### Instruction
Your task is to transcribe the records exactly, skipping every image.

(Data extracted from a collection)
○ ○ ○ ○
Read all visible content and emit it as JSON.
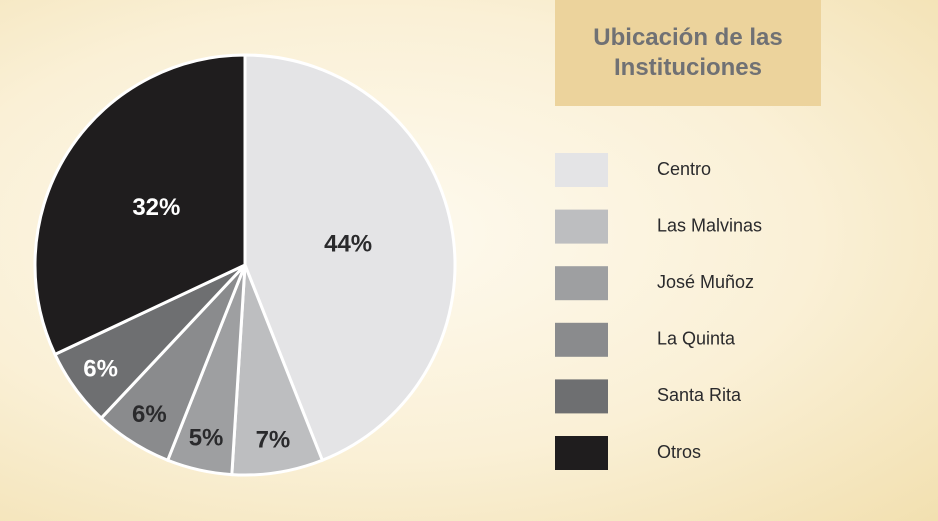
{
  "chart_data": {
    "type": "pie",
    "title": "Ubicación de las Instituciones",
    "categories": [
      "Centro",
      "Las Malvinas",
      "José Muñoz",
      "La Quinta",
      "Santa Rita",
      "Otros"
    ],
    "values": [
      44,
      7,
      5,
      6,
      6,
      32
    ],
    "value_labels": [
      "44%",
      "7%",
      "5%",
      "6%",
      "6%",
      "32%"
    ],
    "colors": [
      "#e4e4e6",
      "#bdbec0",
      "#9e9fa1",
      "#8a8b8d",
      "#6e6f71",
      "#1f1d1e"
    ],
    "legend": "right"
  }
}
○ ○ ○ ○
### Worked answer
Read all visible content and emit it as JSON.
{
  "chart_data": {
    "type": "pie",
    "title": "Ubicación de las Instituciones",
    "categories": [
      "Centro",
      "Las Malvinas",
      "José Muñoz",
      "La Quinta",
      "Santa Rita",
      "Otros"
    ],
    "values": [
      44,
      7,
      5,
      6,
      6,
      32
    ],
    "value_labels": [
      "44%",
      "7%",
      "5%",
      "6%",
      "6%",
      "32%"
    ],
    "colors": [
      "#e4e4e6",
      "#bdbec0",
      "#9e9fa1",
      "#8a8b8d",
      "#6e6f71",
      "#1f1d1e"
    ],
    "legend": "right"
  }
}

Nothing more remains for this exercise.